■ **Task requirements**: Exclude any images and output the remaining records exactly.

■ **Provided records**:

☆ ☆ ☆

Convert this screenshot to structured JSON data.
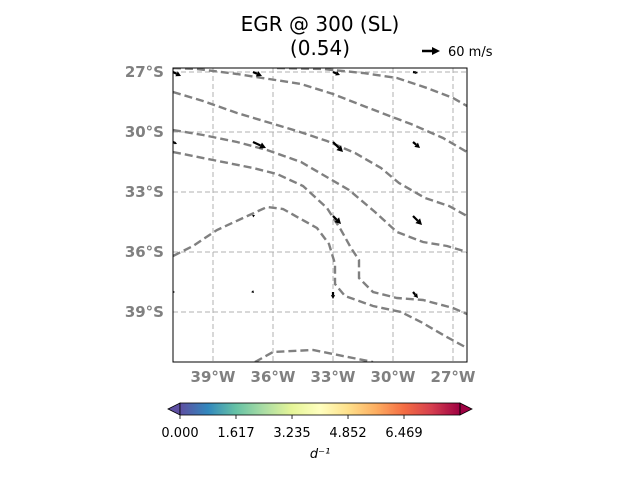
{
  "chart_data": {
    "type": "map",
    "title_line1": "EGR @ 300 (SL)",
    "title_line2": "(0.54)",
    "x_ticks": [
      {
        "value": -39,
        "label": "39°W"
      },
      {
        "value": -36,
        "label": "36°W"
      },
      {
        "value": -33,
        "label": "33°W"
      },
      {
        "value": -30,
        "label": "30°W"
      },
      {
        "value": -27,
        "label": "27°W"
      }
    ],
    "y_ticks": [
      {
        "value": -27,
        "label": "27°S"
      },
      {
        "value": -30,
        "label": "30°S"
      },
      {
        "value": -33,
        "label": "33°S"
      },
      {
        "value": -36,
        "label": "36°S"
      },
      {
        "value": -39,
        "label": "39°S"
      }
    ],
    "xlim": [
      -41,
      -26.3
    ],
    "ylim": [
      -41.5,
      -26.8
    ],
    "grid": true,
    "quiver_key": {
      "label": "60 m/s",
      "speed": 60
    },
    "colorbar": {
      "ticks": [
        "0.000",
        "1.617",
        "3.235",
        "4.852",
        "6.469"
      ],
      "range": [
        0,
        8.086
      ],
      "label": "d⁻¹",
      "colormap": "Spectral_r"
    },
    "contours": [
      [
        [
          -36.9,
          -41.5
        ],
        [
          -36.0,
          -41.0
        ],
        [
          -34.0,
          -40.9
        ],
        [
          -31.0,
          -41.5
        ]
      ],
      [
        [
          -41,
          -36.2
        ],
        [
          -40.0,
          -35.7
        ],
        [
          -38.8,
          -34.9
        ],
        [
          -37.5,
          -34.3
        ],
        [
          -36.3,
          -33.75
        ],
        [
          -35.5,
          -33.85
        ],
        [
          -34.7,
          -34.3
        ],
        [
          -33.8,
          -34.8
        ],
        [
          -33.2,
          -35.6
        ],
        [
          -32.9,
          -36.6
        ],
        [
          -32.9,
          -37.6
        ],
        [
          -32.4,
          -38.2
        ],
        [
          -31.0,
          -38.7
        ],
        [
          -29.6,
          -39.0
        ],
        [
          -28.6,
          -39.5
        ],
        [
          -27.4,
          -40.2
        ],
        [
          -26.3,
          -40.8
        ]
      ],
      [
        [
          -41,
          -31.0
        ],
        [
          -39.0,
          -31.4
        ],
        [
          -37.0,
          -31.8
        ],
        [
          -35.8,
          -32.1
        ],
        [
          -34.5,
          -32.7
        ],
        [
          -33.3,
          -33.8
        ],
        [
          -32.6,
          -34.9
        ],
        [
          -32.1,
          -35.8
        ],
        [
          -31.7,
          -36.4
        ],
        [
          -31.7,
          -37.3
        ],
        [
          -31.0,
          -38.0
        ],
        [
          -29.8,
          -38.3
        ],
        [
          -28.5,
          -38.4
        ],
        [
          -27.0,
          -38.8
        ],
        [
          -26.3,
          -39.1
        ]
      ],
      [
        [
          -41,
          -29.9
        ],
        [
          -39.5,
          -30.15
        ],
        [
          -37.8,
          -30.5
        ],
        [
          -36.3,
          -30.9
        ],
        [
          -34.6,
          -31.5
        ],
        [
          -33.4,
          -32.2
        ],
        [
          -32.2,
          -32.9
        ],
        [
          -30.9,
          -34.0
        ],
        [
          -29.8,
          -35.0
        ],
        [
          -28.5,
          -35.5
        ],
        [
          -27.3,
          -35.7
        ],
        [
          -26.3,
          -36.0
        ]
      ],
      [
        [
          -41,
          -28.0
        ],
        [
          -39.5,
          -28.45
        ],
        [
          -37.8,
          -29.05
        ],
        [
          -36.3,
          -29.5
        ],
        [
          -34.8,
          -29.95
        ],
        [
          -33.3,
          -30.45
        ],
        [
          -31.9,
          -31.05
        ],
        [
          -30.6,
          -31.8
        ],
        [
          -29.7,
          -32.55
        ],
        [
          -28.4,
          -33.3
        ],
        [
          -27.2,
          -33.7
        ],
        [
          -26.3,
          -34.2
        ]
      ],
      [
        [
          -41,
          -26.8
        ],
        [
          -39.8,
          -26.85
        ],
        [
          -37.8,
          -27.1
        ],
        [
          -36.2,
          -27.35
        ],
        [
          -34.6,
          -27.6
        ],
        [
          -33.0,
          -28.1
        ],
        [
          -31.6,
          -28.65
        ],
        [
          -30.3,
          -29.15
        ],
        [
          -29.1,
          -29.6
        ],
        [
          -27.5,
          -30.3
        ],
        [
          -26.3,
          -31.0
        ]
      ],
      [
        [
          -35.8,
          -26.8
        ],
        [
          -33.5,
          -26.85
        ],
        [
          -31.5,
          -27.05
        ],
        [
          -29.8,
          -27.3
        ],
        [
          -28.3,
          -27.8
        ],
        [
          -27.0,
          -28.3
        ],
        [
          -26.3,
          -28.7
        ]
      ]
    ],
    "vectors": [
      {
        "lon": -41,
        "lat": -27,
        "u": 8,
        "v": -4
      },
      {
        "lon": -37,
        "lat": -27,
        "u": 9,
        "v": -4
      },
      {
        "lon": -33,
        "lat": -27,
        "u": 7,
        "v": -3
      },
      {
        "lon": -29,
        "lat": -27,
        "u": 5,
        "v": -1
      },
      {
        "lon": -41,
        "lat": -30.5,
        "u": 4,
        "v": -2
      },
      {
        "lon": -37,
        "lat": -30.5,
        "u": 13,
        "v": -6
      },
      {
        "lon": -33,
        "lat": -30.5,
        "u": 10,
        "v": -10
      },
      {
        "lon": -29,
        "lat": -30.5,
        "u": 7,
        "v": -6
      },
      {
        "lon": -37,
        "lat": -34.2,
        "u": 2,
        "v": 1
      },
      {
        "lon": -33,
        "lat": -34.2,
        "u": 8,
        "v": -8
      },
      {
        "lon": -29,
        "lat": -34.2,
        "u": 9,
        "v": -9
      },
      {
        "lon": -41,
        "lat": -38,
        "u": 2,
        "v": 0
      },
      {
        "lon": -37,
        "lat": -38,
        "u": 1,
        "v": -1
      },
      {
        "lon": -33,
        "lat": -38,
        "u": 0,
        "v": -7
      },
      {
        "lon": -29,
        "lat": -38,
        "u": 5,
        "v": -6
      }
    ]
  }
}
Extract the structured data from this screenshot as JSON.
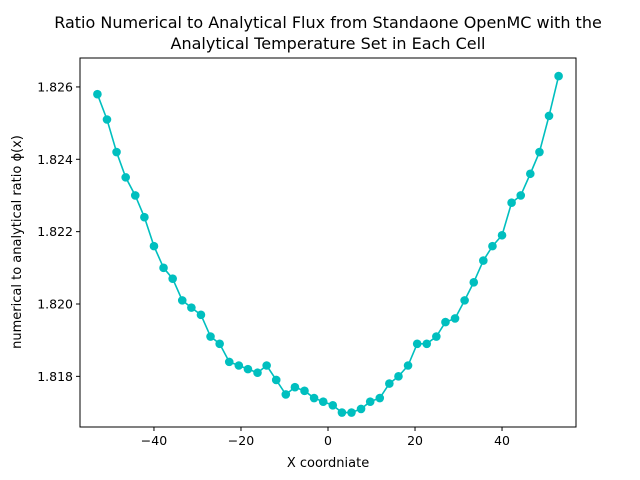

☆ ☆ ☆

■ **Output of the exercise**:
Convert this screenshot to structured JSON data.
{
  "chart_data": {
    "type": "map",
    "title_line1": "EGR @ 300 (SL)",
    "title_line2": "(0.54)",
    "x_ticks": [
      {
        "value": -39,
        "label": "39°W"
      },
      {
        "value": -36,
        "label": "36°W"
      },
      {
        "value": -33,
        "label": "33°W"
      },
      {
        "value": -30,
        "label": "30°W"
      },
      {
        "value": -27,
        "label": "27°W"
      }
    ],
    "y_ticks": [
      {
        "value": -27,
        "label": "27°S"
      },
      {
        "value": -30,
        "label": "30°S"
      },
      {
        "value": -33,
        "label": "33°S"
      },
      {
        "value": -36,
        "label": "36°S"
      },
      {
        "value": -39,
        "label": "39°S"
      }
    ],
    "xlim": [
      -41,
      -26.3
    ],
    "ylim": [
      -41.5,
      -26.8
    ],
    "grid": true,
    "quiver_key": {
      "label": "60 m/s",
      "speed": 60
    },
    "colorbar": {
      "ticks": [
        "0.000",
        "1.617",
        "3.235",
        "4.852",
        "6.469"
      ],
      "range": [
        0,
        8.086
      ],
      "label": "d⁻¹",
      "colormap": "Spectral_r"
    },
    "contours": [
      [
        [
          -36.9,
          -41.5
        ],
        [
          -36.0,
          -41.0
        ],
        [
          -34.0,
          -40.9
        ],
        [
          -31.0,
          -41.5
        ]
      ],
      [
        [
          -41,
          -36.2
        ],
        [
          -40.0,
          -35.7
        ],
        [
          -38.8,
          -34.9
        ],
        [
          -37.5,
          -34.3
        ],
        [
          -36.3,
          -33.75
        ],
        [
          -35.5,
          -33.85
        ],
        [
          -34.7,
          -34.3
        ],
        [
          -33.8,
          -34.8
        ],
        [
          -33.2,
          -35.6
        ],
        [
          -32.9,
          -36.6
        ],
        [
          -32.9,
          -37.6
        ],
        [
          -32.4,
          -38.2
        ],
        [
          -31.0,
          -38.7
        ],
        [
          -29.6,
          -39.0
        ],
        [
          -28.6,
          -39.5
        ],
        [
          -27.4,
          -40.2
        ],
        [
          -26.3,
          -40.8
        ]
      ],
      [
        [
          -41,
          -31.0
        ],
        [
          -39.0,
          -31.4
        ],
        [
          -37.0,
          -31.8
        ],
        [
          -35.8,
          -32.1
        ],
        [
          -34.5,
          -32.7
        ],
        [
          -33.3,
          -33.8
        ],
        [
          -32.6,
          -34.9
        ],
        [
          -32.1,
          -35.8
        ],
        [
          -31.7,
          -36.4
        ],
        [
          -31.7,
          -37.3
        ],
        [
          -31.0,
          -38.0
        ],
        [
          -29.8,
          -38.3
        ],
        [
          -28.5,
          -38.4
        ],
        [
          -27.0,
          -38.8
        ],
        [
          -26.3,
          -39.1
        ]
      ],
      [
        [
          -41,
          -29.9
        ],
        [
          -39.5,
          -30.15
        ],
        [
          -37.8,
          -30.5
        ],
        [
          -36.3,
          -30.9
        ],
        [
          -34.6,
          -31.5
        ],
        [
          -33.4,
          -32.2
        ],
        [
          -32.2,
          -32.9
        ],
        [
          -30.9,
          -34.0
        ],
        [
          -29.8,
          -35.0
        ],
        [
          -28.5,
          -35.5
        ],
        [
          -27.3,
          -35.7
        ],
        [
          -26.3,
          -36.0
        ]
      ],
      [
        [
          -41,
          -28.0
        ],
        [
          -39.5,
          -28.45
        ],
        [
          -37.8,
          -29.05
        ],
        [
          -36.3,
          -29.5
        ],
        [
          -34.8,
          -29.95
        ],
        [
          -33.3,
          -30.45
        ],
        [
          -31.9,
          -31.05
        ],
        [
          -30.6,
          -31.8
        ],
        [
          -29.7,
          -32.55
        ],
        [
          -28.4,
          -33.3
        ],
        [
          -27.2,
          -33.7
        ],
        [
          -26.3,
          -34.2
        ]
      ],
      [
        [
          -41,
          -26.8
        ],
        [
          -39.8,
          -26.85
        ],
        [
          -37.8,
          -27.1
        ],
        [
          -36.2,
          -27.35
        ],
        [
          -34.6,
          -27.6
        ],
        [
          -33.0,
          -28.1
        ],
        [
          -31.6,
          -28.65
        ],
        [
          -30.3,
          -29.15
        ],
        [
          -29.1,
          -29.6
        ],
        [
          -27.5,
          -30.3
        ],
        [
          -26.3,
          -31.0
        ]
      ],
      [
        [
          -35.8,
          -26.8
        ],
        [
          -33.5,
          -26.85
        ],
        [
          -31.5,
          -27.05
        ],
        [
          -29.8,
          -27.3
        ],
        [
          -28.3,
          -27.8
        ],
        [
          -27.0,
          -28.3
        ],
        [
          -26.3,
          -28.7
        ]
      ]
    ],
    "vectors": [
      {
        "lon": -41,
        "lat": -27,
        "u": 8,
        "v": -4
      },
      {
        "lon": -37,
        "lat": -27,
        "u": 9,
        "v": -4
      },
      {
        "lon": -33,
        "lat": -27,
        "u": 7,
        "v": -3
      },
      {
        "lon": -29,
        "lat": -27,
        "u": 5,
        "v": -1
      },
      {
        "lon": -41,
        "lat": -30.5,
        "u": 4,
        "v": -2
      },
      {
        "lon": -37,
        "lat": -30.5,
        "u": 13,
        "v": -6
      },
      {
        "lon": -33,
        "lat": -30.5,
        "u": 10,
        "v": -10
      },
      {
        "lon": -29,
        "lat": -30.5,
        "u": 7,
        "v": -6
      },
      {
        "lon": -37,
        "lat": -34.2,
        "u": 2,
        "v": 1
      },
      {
        "lon": -33,
        "lat": -34.2,
        "u": 8,
        "v": -8
      },
      {
        "lon": -29,
        "lat": -34.2,
        "u": 9,
        "v": -9
      },
      {
        "lon": -41,
        "lat": -38,
        "u": 2,
        "v": 0
      },
      {
        "lon": -37,
        "lat": -38,
        "u": 1,
        "v": -1
      },
      {
        "lon": -33,
        "lat": -38,
        "u": 0,
        "v": -7
      },
      {
        "lon": -29,
        "lat": -38,
        "u": 5,
        "v": -6
      }
    ]
  }
}
Extract the structured data from this screenshot as JSON.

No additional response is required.